[Dataset entries]
..............................

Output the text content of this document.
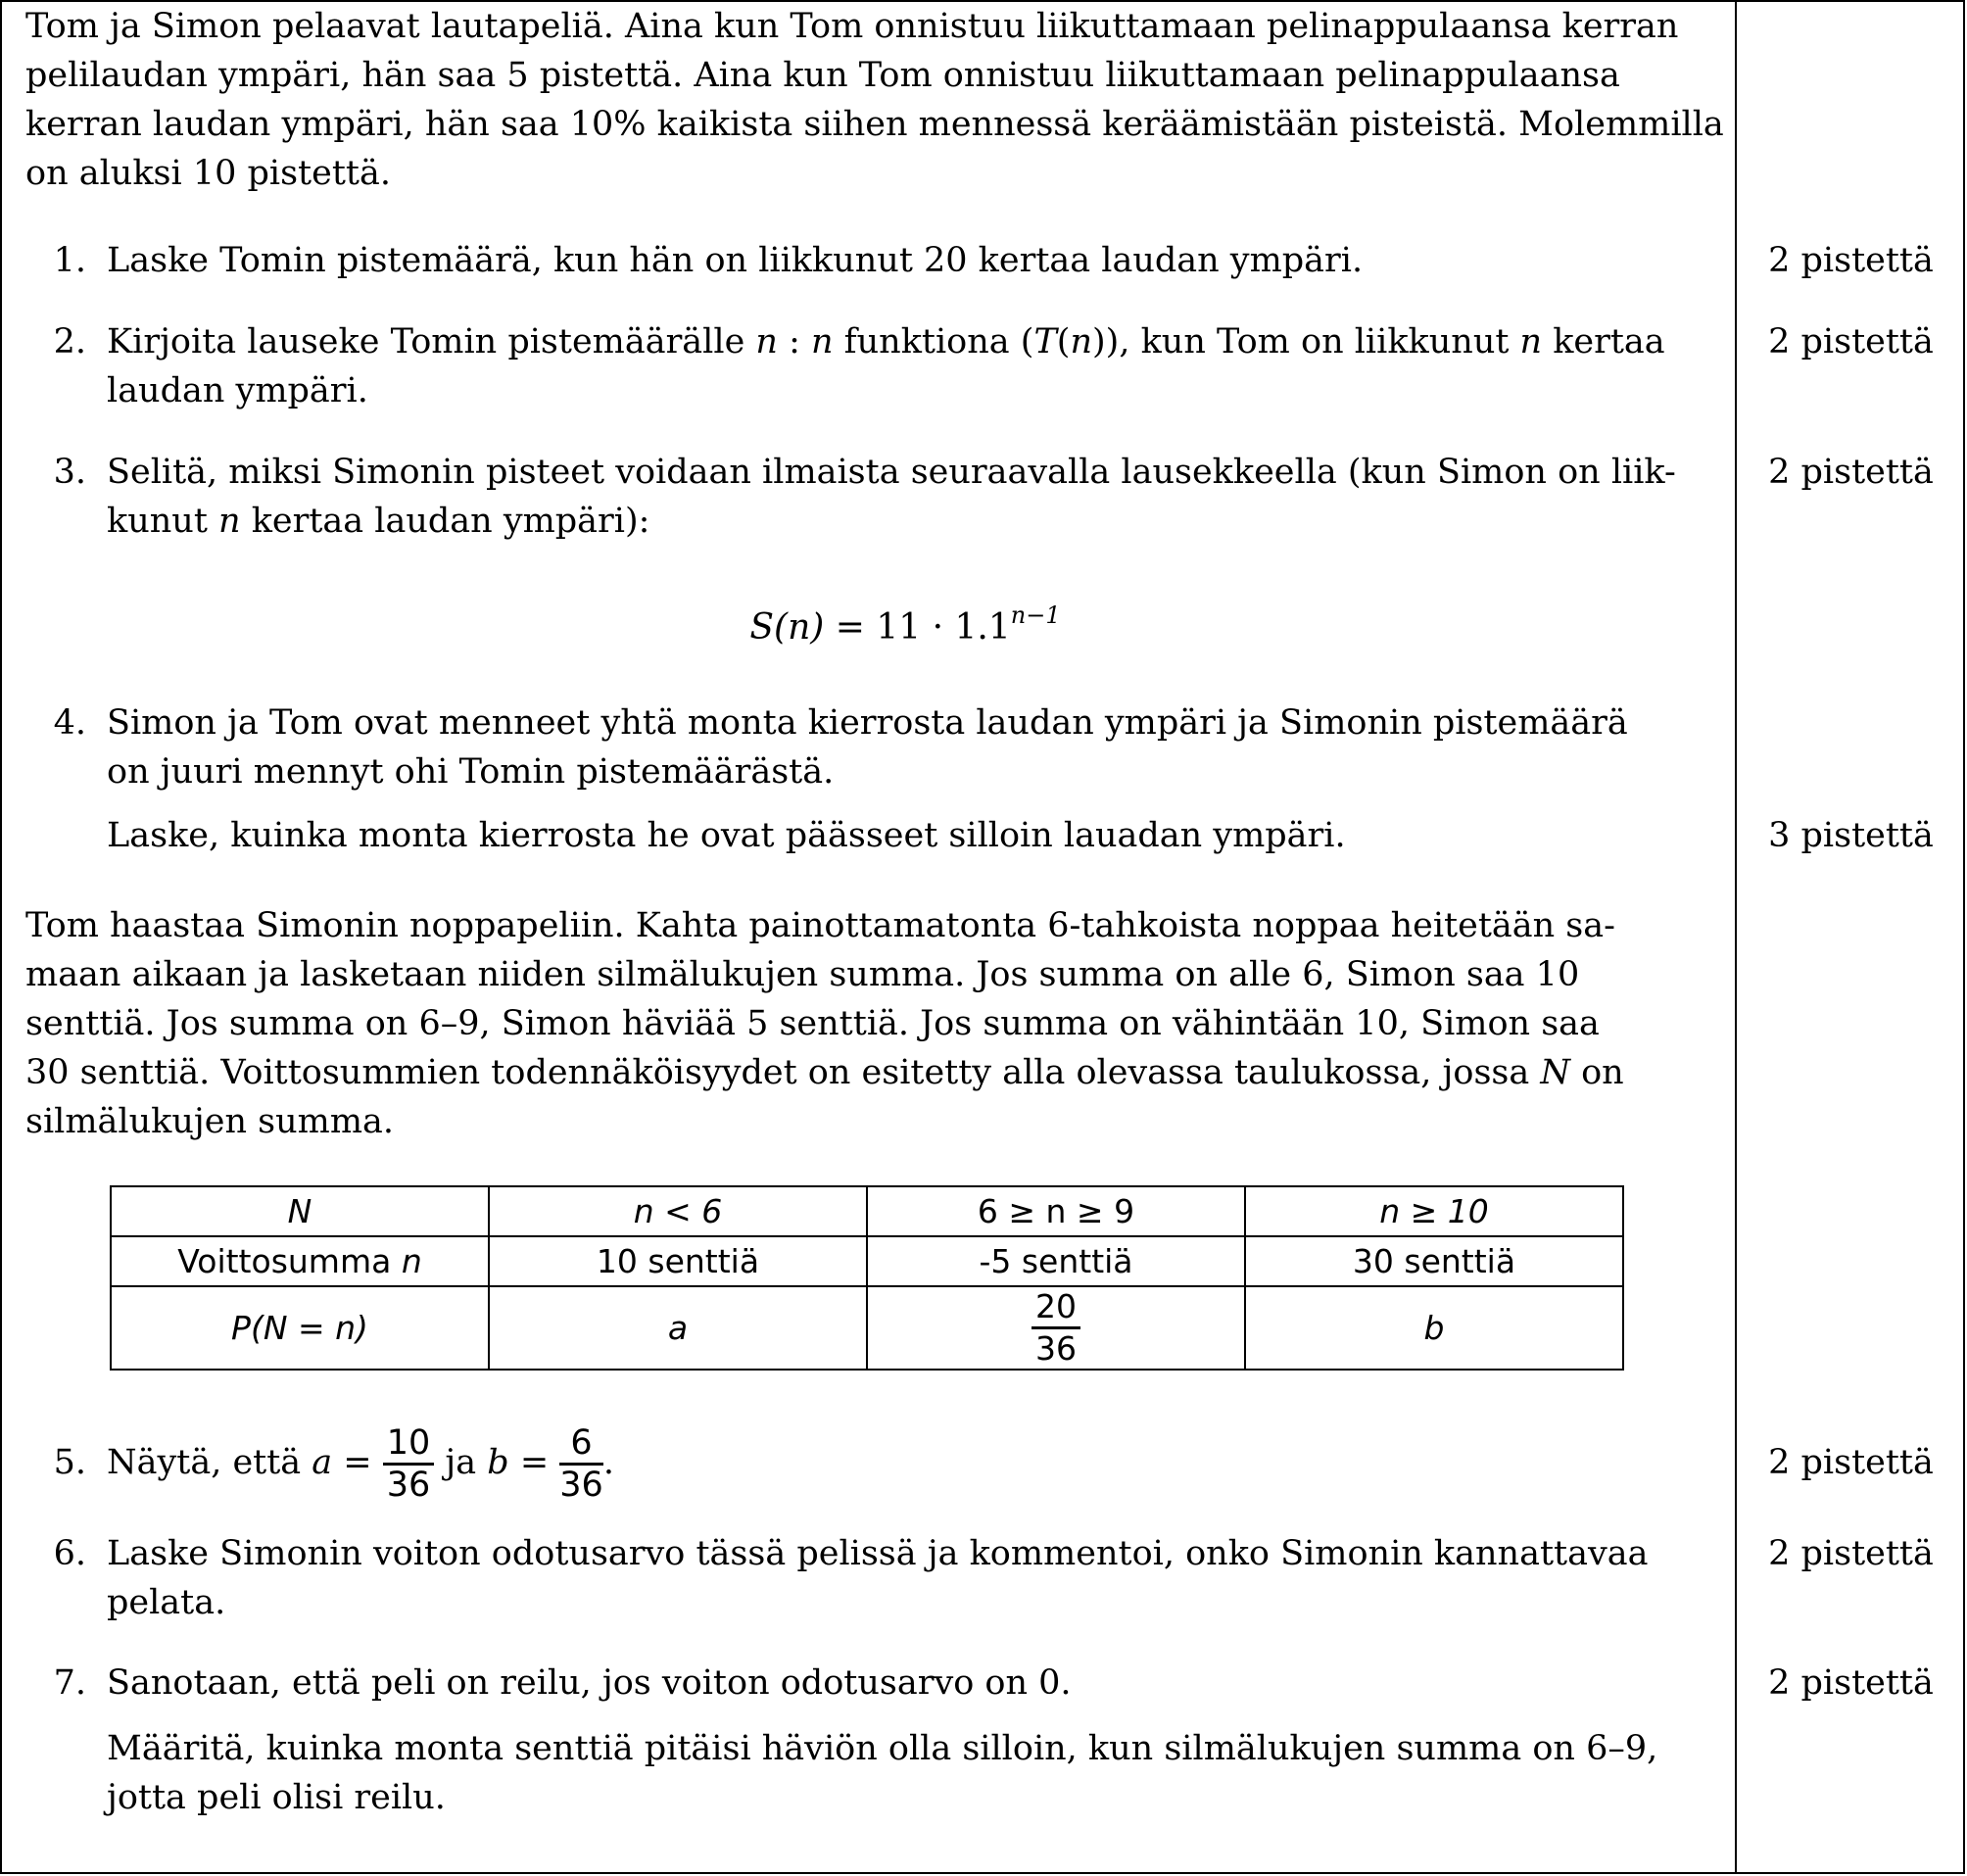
Tom ja Simon pelaavat lautapeliä. Aina kun Tom onnistuu liikuttamaan pelinappulaansa kerran
pelilaudan ympäri, hän saa 5 pistettä. Aina kun Tom onnistuu liikuttamaan pelinappulaansa
kerran laudan ympäri, hän saa 10% kaikista siihen mennessä keräämistään pisteistä. Molemmilla
on aluksi 10 pistettä.
1. Laske Tomin pistemäärä, kun hän on liikkunut 20 kertaa laudan ympäri.	2 pistettä
2. Kirjoita lauseke Tomin pistemäärälle n : n funktiona (T(n)), kun Tom on liikkunut n kertaa
laudan ympäri.
2 pistettä
3. Selitä, miksi Simonin pisteet voidaan ilmaista seuraavalla lausekkeella (kun Simon on liik-
kunut n kertaa laudan ympäri):
$S(n) = 11 \cdot 1.1^{n-1}$
2 pistettä
4. Simon ja Tom ovat menneet yhtä monta kierrosta laudan ympäri ja Simonin pistemäärä
on juuri mennyt ohi Tomin pistemäärästä.
Laske, kuinka monta kierrosta he ovat päässeet silloin lauadan ympäri.	3 pistettä
Tom haastaa Simonin noppapeliin. Kahta painottamatonta 6-tahkoista noppaa heitetään sa-
maan aikaan ja lasketaan niiden silmälukujen summa. Jos summa on alle 6, Simon saa 10
senttiä. Jos summa on 6–9, Simon häviää 5 senttiä. Jos summa on vähintään 10, Simon saa
30 senttiä. Voittosummien todennäköisyydet on esitetty alla olevassa taulukossa, jossa N on
silmälukujen summa.
N	n < 6	6 ≥ n ≥ 9	n ≥ 10
Voittosumma n	10 senttiä	-5 senttiä	30 senttiä
P(N = n)	a	$\frac{20}{36}$	b
5. Näytä, että $a = \frac{10}{36}$ ja $b = \frac{6}{36}$ .	2 pistettä
6. Laske Simonin voiton odotusarvo tässä pelissä ja kommentoi, onko Simonin kannattavaa
pelata.
2 pistettä
7. Sanotaan, että peli on reilu, jos voiton odotusarvo on 0.
Määritä, kuinka monta senttiä pitäisi häviön olla silloin, kun silmälukujen summa on 6–9,
jotta peli olisi reilu.
2 pistettä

..............................

* [Written instruction]: Pick each line holding the word "kierrosta" out of the listing.

* [Final result]:
4. Simon ja Tom ovat menneet yhtä monta kierrosta laudan ympäri ja Simonin pistemäärä
Laske, kuinka monta kierrosta he ovat päässeet silloin lauadan ympäri.	3 pistettä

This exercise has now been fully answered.